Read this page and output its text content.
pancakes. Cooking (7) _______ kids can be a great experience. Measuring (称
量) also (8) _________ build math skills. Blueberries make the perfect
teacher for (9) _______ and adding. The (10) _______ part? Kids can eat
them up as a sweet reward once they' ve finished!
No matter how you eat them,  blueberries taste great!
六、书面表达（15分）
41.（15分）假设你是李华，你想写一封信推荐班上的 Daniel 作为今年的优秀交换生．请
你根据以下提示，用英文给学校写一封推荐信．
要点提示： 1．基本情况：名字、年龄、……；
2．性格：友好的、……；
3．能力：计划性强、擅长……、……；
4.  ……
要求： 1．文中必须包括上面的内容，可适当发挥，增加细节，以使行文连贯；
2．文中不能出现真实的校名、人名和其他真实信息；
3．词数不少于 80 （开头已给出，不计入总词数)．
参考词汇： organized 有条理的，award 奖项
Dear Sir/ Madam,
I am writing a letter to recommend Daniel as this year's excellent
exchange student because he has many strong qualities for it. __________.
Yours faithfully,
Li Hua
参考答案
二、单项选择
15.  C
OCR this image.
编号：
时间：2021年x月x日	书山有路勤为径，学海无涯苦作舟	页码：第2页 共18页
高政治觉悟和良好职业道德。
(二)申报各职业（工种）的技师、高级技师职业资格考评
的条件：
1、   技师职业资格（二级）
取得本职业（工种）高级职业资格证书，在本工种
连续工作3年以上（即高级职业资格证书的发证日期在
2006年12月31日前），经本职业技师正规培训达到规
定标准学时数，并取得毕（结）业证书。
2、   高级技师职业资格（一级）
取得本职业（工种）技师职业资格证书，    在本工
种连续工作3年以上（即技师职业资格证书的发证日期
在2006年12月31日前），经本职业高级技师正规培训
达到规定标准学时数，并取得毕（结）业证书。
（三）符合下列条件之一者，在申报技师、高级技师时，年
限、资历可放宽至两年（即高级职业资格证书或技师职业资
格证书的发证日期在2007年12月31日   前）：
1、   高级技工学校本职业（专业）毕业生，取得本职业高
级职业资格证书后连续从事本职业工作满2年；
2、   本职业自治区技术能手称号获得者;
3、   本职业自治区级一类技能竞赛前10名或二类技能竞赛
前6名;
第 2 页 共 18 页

====

--- WORK TO BE COMPLETED ---
Read the entries above, then pull out the lines that include "Daniel".

--- FULL ANSWER ---
41.（15分）假设你是李华，你想写一封信推荐班上的 Daniel 作为今年的优秀交换生．请
I am writing a letter to recommend Daniel as this year's excellent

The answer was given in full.